§ Available data

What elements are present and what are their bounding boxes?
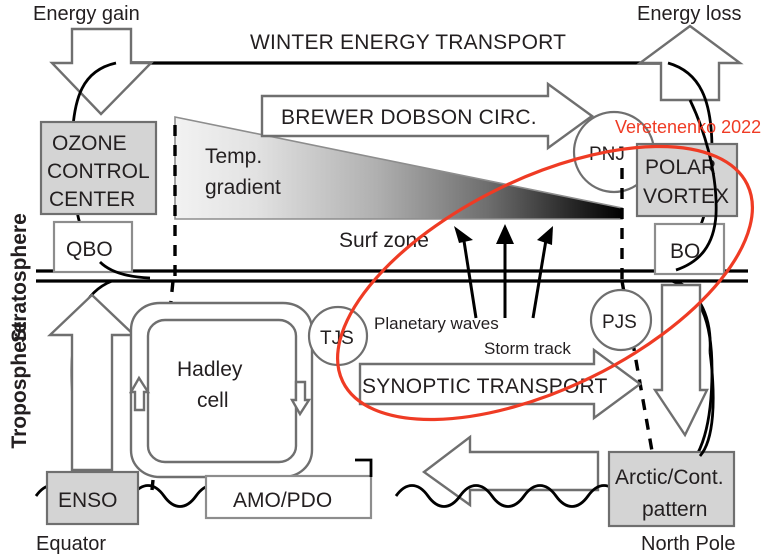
- arctic-label-line2: pattern: [642, 498, 707, 521]
- energy-loss-label: Energy loss: [637, 3, 742, 25]
- equator-axis-label: Equator: [36, 533, 106, 555]
- energy-loss-arrow-icon: [640, 26, 740, 100]
- temp-gradient-label-line2: gradient: [205, 176, 281, 199]
- north-pole-axis-label: North Pole: [641, 533, 736, 555]
- storm-track-label: Storm track: [484, 339, 571, 358]
- amo-pdo-riser: [355, 460, 371, 477]
- energy-gain-arrow-icon: [52, 29, 151, 114]
- ozone-label-line1: OZONE: [52, 132, 127, 155]
- polar-vortex-label-line1: POLAR: [645, 156, 716, 179]
- arctic-label-line1: Arctic/Cont.: [615, 466, 724, 489]
- energy-gain-label: Energy gain: [33, 3, 140, 25]
- planetary-waves-label: Planetary waves: [374, 314, 499, 333]
- ozone-label-line2: CONTROL: [47, 160, 150, 183]
- temp-gradient-label-line1: Temp.: [205, 145, 262, 168]
- hadley-cell-label-line1: Hadley: [177, 358, 243, 381]
- qbo-label: QBO: [66, 238, 113, 261]
- hadley-cell-label-line2: cell: [197, 389, 229, 412]
- diagram-canvas: Energy gain Energy loss WINTER ENERGY TR…: [0, 0, 782, 557]
- tjs-label: TJS: [320, 328, 354, 349]
- amo-pdo-label: AMO/PDO: [233, 489, 332, 512]
- troposphere-axis-label: Troposphere: [8, 321, 31, 448]
- ozone-label-line3: CENTER: [49, 188, 135, 211]
- surface-return-arrow: [424, 437, 598, 505]
- equator-uplift-arrow: [50, 295, 134, 470]
- veretenenko-annotation: Veretenenko 2022: [615, 117, 761, 137]
- brewer-dobson-label: BREWER DOBSON CIRC.: [281, 106, 537, 129]
- enso-label: ENSO: [58, 489, 118, 512]
- winter-energy-transport-label: WINTER ENERGY TRANSPORT: [250, 31, 566, 54]
- pjs-label: PJS: [602, 312, 637, 333]
- polar-downwelling-arrow: [655, 285, 707, 435]
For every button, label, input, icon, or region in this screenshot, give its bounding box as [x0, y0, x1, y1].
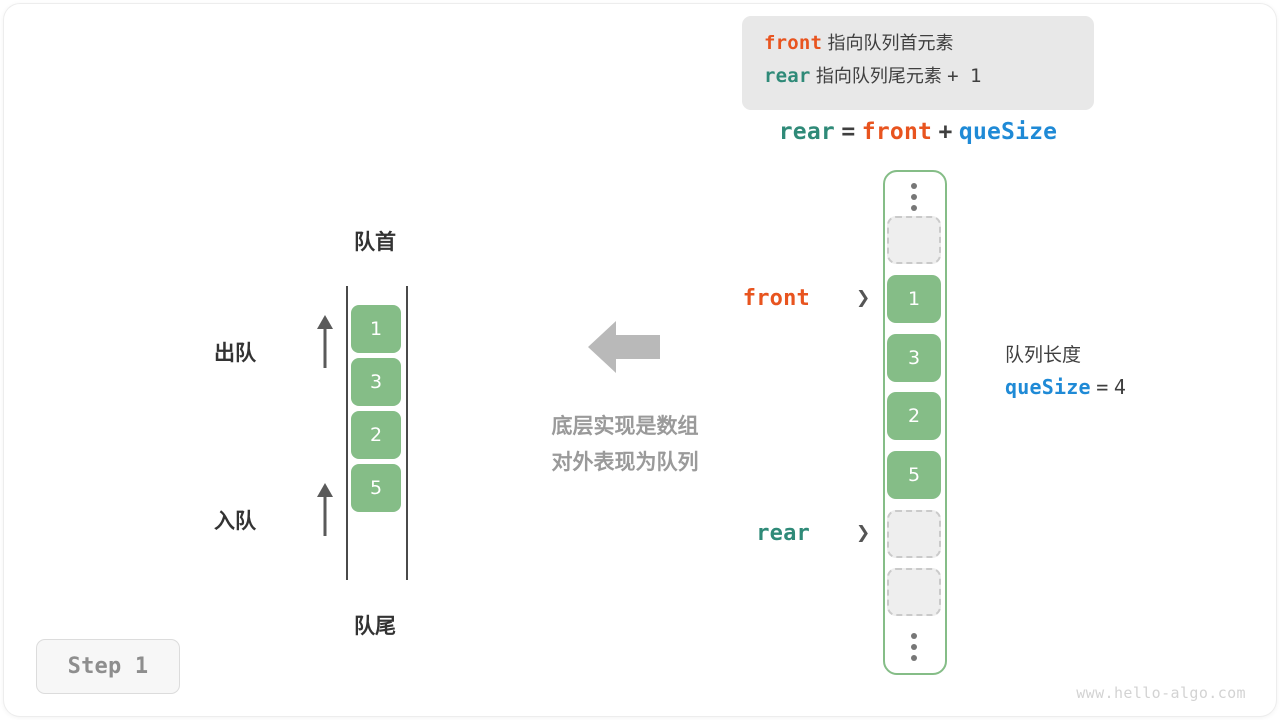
quesize-caption: 队列长度	[1005, 340, 1126, 370]
queue-cell-0: 1	[351, 305, 401, 353]
legend-text-rear: 指向队列尾元素	[816, 66, 942, 87]
pointer-label-front: front	[700, 286, 810, 311]
step-badge: Step 1	[36, 639, 180, 694]
array-cell-filled: 2	[887, 392, 941, 440]
formula-operand-front: front	[862, 119, 932, 145]
pointer-arrowhead-front-icon: ❯	[856, 288, 870, 308]
array-cell-empty	[887, 216, 941, 264]
array-slot-2: 1	[883, 275, 945, 323]
formula-rear-equals: rear = front + queSize	[742, 118, 1094, 145]
array-cell-filled: 5	[887, 451, 941, 499]
quesize-name: queSize	[1005, 375, 1091, 399]
enqueue-arrow-up-icon	[312, 482, 338, 538]
legend-term-front: front	[764, 32, 822, 54]
queue-rail-right	[406, 286, 408, 580]
formula-equals: =	[841, 119, 855, 145]
ellipsis-top-icon	[911, 176, 917, 218]
center-caption-line1: 底层实现是数组	[500, 408, 750, 444]
watermark: www.hello-algo.com	[1076, 684, 1246, 702]
queue-rail-left	[346, 286, 348, 580]
formula-lhs: rear	[779, 119, 835, 145]
quesize-expression: queSize = 4	[1005, 370, 1126, 405]
array-slot-7	[883, 568, 945, 616]
array-slot-1	[883, 216, 945, 264]
array-slot-4: 2	[883, 392, 945, 440]
pointer-arrowhead-rear-icon: ❯	[856, 523, 870, 543]
dequeue-label: 出队	[176, 337, 256, 367]
queue-head-label: 队首	[300, 226, 450, 256]
center-caption-line2: 对外表现为队列	[500, 444, 750, 480]
array-slot-8-ellipsis	[883, 626, 945, 668]
array-cell-empty	[887, 568, 941, 616]
diagram-canvas: front 指向队列首元素 rear 指向队列尾元素 + 1 rear = fr…	[0, 0, 1280, 720]
array-slot-3: 3	[883, 334, 945, 382]
pointer-label-rear: rear	[700, 521, 810, 546]
legend-box: front 指向队列首元素 rear 指向队列尾元素 + 1	[742, 16, 1094, 110]
array-cell-empty	[887, 510, 941, 558]
center-caption: 底层实现是数组 对外表现为队列	[500, 408, 750, 480]
legend-line-front: front 指向队列首元素	[764, 27, 1074, 60]
quesize-annotation: 队列长度 queSize = 4	[1005, 340, 1126, 405]
queue-cell-3: 5	[351, 464, 401, 512]
array-cell-filled: 1	[887, 275, 941, 323]
queue-tail-label: 队尾	[300, 610, 450, 640]
legend-text-front: 指向队列首元素	[827, 33, 953, 54]
legend-term-rear: rear	[764, 65, 811, 87]
array-slot-0-ellipsis	[883, 176, 945, 218]
legend-line-rear: rear 指向队列尾元素 + 1	[764, 60, 1074, 93]
quesize-equals: =	[1096, 375, 1108, 399]
ellipsis-bottom-icon	[911, 626, 917, 668]
enqueue-label: 入队	[176, 505, 256, 535]
quesize-value: 4	[1114, 375, 1126, 399]
formula-operand-quesize: queSize	[959, 119, 1057, 145]
queue-cell-2: 2	[351, 411, 401, 459]
array-slot-5: 5	[883, 451, 945, 499]
queue-cell-1: 3	[351, 358, 401, 406]
formula-plus: +	[938, 119, 952, 145]
array-slot-6	[883, 510, 945, 558]
legend-suffix-rear: + 1	[947, 65, 981, 87]
dequeue-arrow-up-icon	[312, 314, 338, 370]
step-badge-label: Step 1	[68, 654, 149, 679]
array-cell-filled: 3	[887, 334, 941, 382]
left-arrow-icon	[588, 318, 660, 376]
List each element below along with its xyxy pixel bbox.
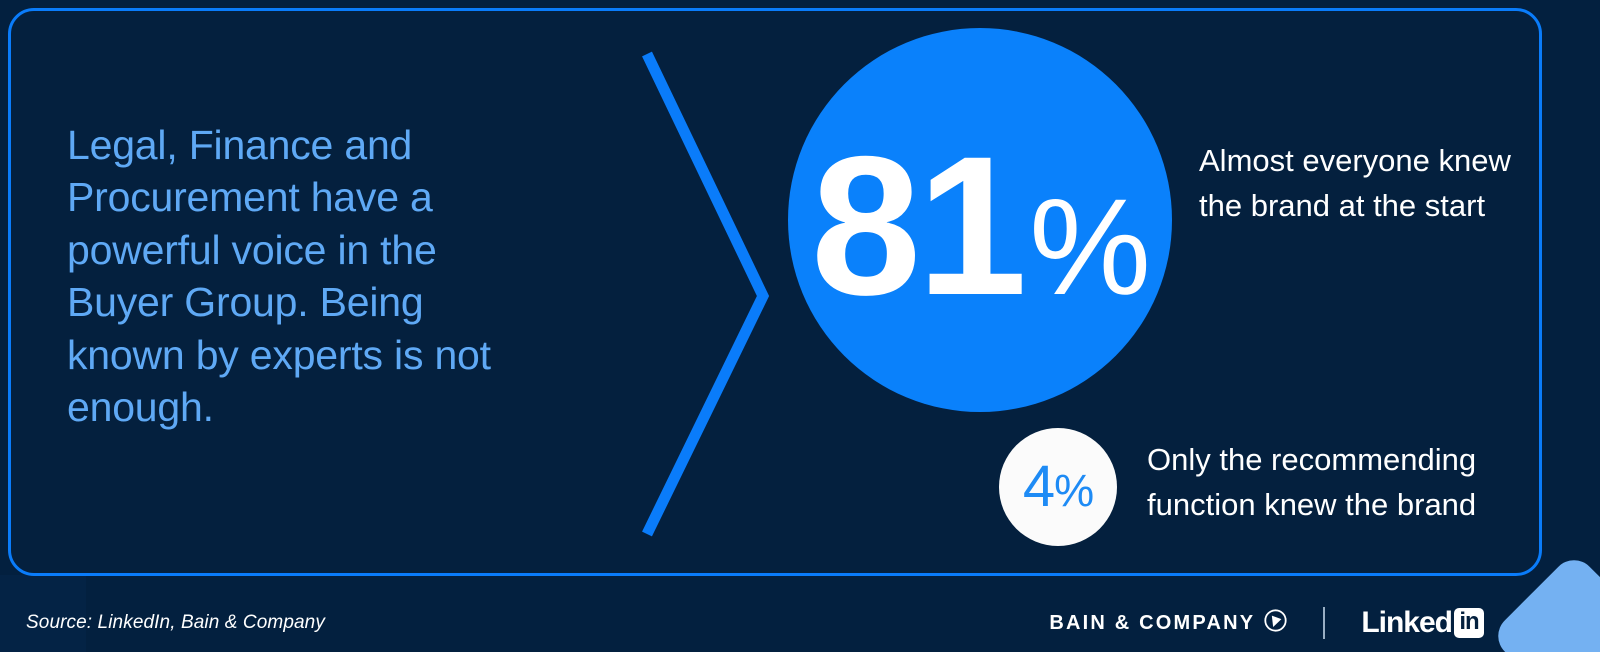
stat-caption-secondary: Only the recommending function knew the … — [1147, 438, 1542, 528]
stat-circle-secondary: 4 % — [999, 428, 1117, 546]
source-note: Source: LinkedIn, Bain & Company — [26, 612, 325, 634]
stat-value-primary: 81 % — [811, 127, 1149, 325]
linkedin-in-badge: in — [1454, 608, 1484, 638]
logo-group: BAIN & COMPANY Linked in — [1049, 606, 1484, 640]
infographic-slide: Legal, Finance and Procurement have a po… — [0, 0, 1600, 652]
stat-unit-secondary: % — [1054, 468, 1093, 513]
statement-text: Legal, Finance and Procurement have a po… — [67, 119, 537, 434]
bain-circle-logo-icon — [1264, 609, 1287, 637]
chevron-right-icon — [621, 31, 801, 561]
bain-logo: BAIN & COMPANY — [1049, 609, 1287, 637]
stat-value-secondary: 4 % — [1023, 458, 1093, 516]
linkedin-wordmark: Linked — [1361, 606, 1452, 640]
linkedin-logo: Linked in — [1361, 606, 1484, 640]
stat-circle-primary: 81 % — [788, 28, 1172, 412]
stat-number-primary: 81 — [811, 127, 1023, 325]
logo-divider — [1323, 607, 1325, 639]
bordered-content-card: Legal, Finance and Procurement have a po… — [8, 8, 1542, 576]
stat-unit-primary: % — [1029, 179, 1149, 316]
stat-caption-primary: Almost everyone knew the brand at the st… — [1199, 139, 1519, 229]
footer: Source: LinkedIn, Bain & Company BAIN & … — [0, 576, 1600, 652]
bain-wordmark: BAIN & COMPANY — [1049, 612, 1255, 635]
stat-number-secondary: 4 — [1023, 458, 1054, 516]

§ Problem to work on
Copy every line above word for word, leaving out the pictures.

§ Response to this exercise
What elements are present and what are their bounding boxes?
- arctic-label-line2: pattern: [642, 498, 707, 521]
- energy-loss-label: Energy loss: [637, 3, 742, 25]
- equator-axis-label: Equator: [36, 533, 106, 555]
- energy-loss-arrow-icon: [640, 26, 740, 100]
- temp-gradient-label-line2: gradient: [205, 176, 281, 199]
- north-pole-axis-label: North Pole: [641, 533, 736, 555]
- storm-track-label: Storm track: [484, 339, 571, 358]
- amo-pdo-riser: [355, 460, 371, 477]
- energy-gain-arrow-icon: [52, 29, 151, 114]
- ozone-label-line1: OZONE: [52, 132, 127, 155]
- polar-vortex-label-line1: POLAR: [645, 156, 716, 179]
- arctic-label-line1: Arctic/Cont.: [615, 466, 724, 489]
- energy-gain-label: Energy gain: [33, 3, 140, 25]
- planetary-waves-label: Planetary waves: [374, 314, 499, 333]
- ozone-label-line2: CONTROL: [47, 160, 150, 183]
- temp-gradient-label-line1: Temp.: [205, 145, 262, 168]
- hadley-cell-label-line1: Hadley: [177, 358, 243, 381]
- qbo-label: QBO: [66, 238, 113, 261]
- hadley-cell-label-line2: cell: [197, 389, 229, 412]
- diagram-canvas: Energy gain Energy loss WINTER ENERGY TR…: [0, 0, 782, 557]
- tjs-label: TJS: [320, 328, 354, 349]
- amo-pdo-label: AMO/PDO: [233, 489, 332, 512]
- troposphere-axis-label: Troposphere: [8, 321, 31, 448]
- ozone-label-line3: CENTER: [49, 188, 135, 211]
- surface-return-arrow: [424, 437, 598, 505]
- equator-uplift-arrow: [50, 295, 134, 470]
- veretenenko-annotation: Veretenenko 2022: [615, 117, 761, 137]
- brewer-dobson-label: BREWER DOBSON CIRC.: [281, 106, 537, 129]
- enso-label: ENSO: [58, 489, 118, 512]
- winter-energy-transport-label: WINTER ENERGY TRANSPORT: [250, 31, 566, 54]
- pjs-label: PJS: [602, 312, 637, 333]
- polar-downwelling-arrow: [655, 285, 707, 435]
For every button, label, input, icon, or region in this screenshot, give its bounding box as [x0, y0, x1, y1].
quesize-caption: 队列长度	[1005, 340, 1126, 370]
queue-cell-0: 1	[351, 305, 401, 353]
legend-text-rear: 指向队列尾元素	[816, 66, 942, 87]
pointer-label-front: front	[700, 286, 810, 311]
step-badge: Step 1	[36, 639, 180, 694]
array-cell-filled: 2	[887, 392, 941, 440]
formula-operand-front: front	[862, 119, 932, 145]
pointer-arrowhead-front-icon: ❯	[856, 288, 870, 308]
array-cell-empty	[887, 216, 941, 264]
array-slot-2: 1	[883, 275, 945, 323]
formula-rear-equals: rear = front + queSize	[742, 118, 1094, 145]
array-cell-filled: 5	[887, 451, 941, 499]
quesize-name: queSize	[1005, 375, 1091, 399]
enqueue-arrow-up-icon	[312, 482, 338, 538]
legend-term-front: front	[764, 32, 822, 54]
queue-rail-right	[406, 286, 408, 580]
formula-equals: =	[841, 119, 855, 145]
ellipsis-top-icon	[911, 176, 917, 218]
center-caption-line1: 底层实现是数组	[500, 408, 750, 444]
watermark: www.hello-algo.com	[1076, 684, 1246, 702]
queue-rail-left	[346, 286, 348, 580]
formula-lhs: rear	[779, 119, 835, 145]
quesize-expression: queSize = 4	[1005, 370, 1126, 405]
array-slot-7	[883, 568, 945, 616]
array-slot-1	[883, 216, 945, 264]
array-slot-4: 2	[883, 392, 945, 440]
pointer-arrowhead-rear-icon: ❯	[856, 523, 870, 543]
dequeue-label: 出队	[176, 337, 256, 367]
queue-head-label: 队首	[300, 226, 450, 256]
center-caption-line2: 对外表现为队列	[500, 444, 750, 480]
array-slot-8-ellipsis	[883, 626, 945, 668]
array-cell-empty	[887, 568, 941, 616]
diagram-canvas: front 指向队列首元素 rear 指向队列尾元素 + 1 rear = fr…	[0, 0, 1280, 720]
array-slot-3: 3	[883, 334, 945, 382]
pointer-label-rear: rear	[700, 521, 810, 546]
legend-box: front 指向队列首元素 rear 指向队列尾元素 + 1	[742, 16, 1094, 110]
array-cell-empty	[887, 510, 941, 558]
center-caption: 底层实现是数组 对外表现为队列	[500, 408, 750, 480]
legend-line-front: front 指向队列首元素	[764, 27, 1074, 60]
quesize-annotation: 队列长度 queSize = 4	[1005, 340, 1126, 405]
queue-cell-3: 5	[351, 464, 401, 512]
array-cell-filled: 1	[887, 275, 941, 323]
queue-tail-label: 队尾	[300, 610, 450, 640]
legend-text-front: 指向队列首元素	[827, 33, 953, 54]
legend-term-rear: rear	[764, 65, 811, 87]
array-slot-0-ellipsis	[883, 176, 945, 218]
legend-line-rear: rear 指向队列尾元素 + 1	[764, 60, 1074, 93]
quesize-equals: =	[1096, 375, 1108, 399]
ellipsis-bottom-icon	[911, 626, 917, 668]
enqueue-label: 入队	[176, 505, 256, 535]
quesize-value: 4	[1114, 375, 1126, 399]
formula-operand-quesize: queSize	[959, 119, 1057, 145]
queue-cell-2: 2	[351, 411, 401, 459]
array-slot-5: 5	[883, 451, 945, 499]
queue-cell-1: 3	[351, 358, 401, 406]
formula-plus: +	[938, 119, 952, 145]
array-slot-6	[883, 510, 945, 558]
legend-suffix-rear: + 1	[947, 65, 981, 87]
dequeue-arrow-up-icon	[312, 314, 338, 370]
step-badge-label: Step 1	[68, 654, 149, 679]
array-cell-filled: 3	[887, 334, 941, 382]
left-arrow-icon	[588, 318, 660, 376]
List each element below along with its xyxy pixel bbox.
stat-caption-secondary: Only the recommending function knew the … — [1147, 438, 1542, 528]
stat-circle-secondary: 4 % — [999, 428, 1117, 546]
source-note: Source: LinkedIn, Bain & Company — [26, 612, 325, 634]
stat-value-primary: 81 % — [811, 127, 1149, 325]
linkedin-in-badge: in — [1454, 608, 1484, 638]
logo-group: BAIN & COMPANY Linked in — [1049, 606, 1484, 640]
infographic-slide: Legal, Finance and Procurement have a po… — [0, 0, 1600, 652]
stat-unit-secondary: % — [1054, 468, 1093, 513]
statement-text: Legal, Finance and Procurement have a po… — [67, 119, 537, 434]
bain-circle-logo-icon — [1264, 609, 1287, 637]
chevron-right-icon — [621, 31, 801, 561]
bain-logo: BAIN & COMPANY — [1049, 609, 1287, 637]
stat-value-secondary: 4 % — [1023, 458, 1093, 516]
linkedin-wordmark: Linked — [1361, 606, 1452, 640]
linkedin-logo: Linked in — [1361, 606, 1484, 640]
stat-circle-primary: 81 % — [788, 28, 1172, 412]
stat-number-primary: 81 — [811, 127, 1023, 325]
logo-divider — [1323, 607, 1325, 639]
bordered-content-card: Legal, Finance and Procurement have a po… — [8, 8, 1542, 576]
stat-unit-primary: % — [1029, 179, 1149, 316]
stat-caption-primary: Almost everyone knew the brand at the st… — [1199, 139, 1519, 229]
footer: Source: LinkedIn, Bain & Company BAIN & … — [0, 576, 1600, 652]
bain-wordmark: BAIN & COMPANY — [1049, 612, 1255, 635]
stat-number-secondary: 4 — [1023, 458, 1054, 516]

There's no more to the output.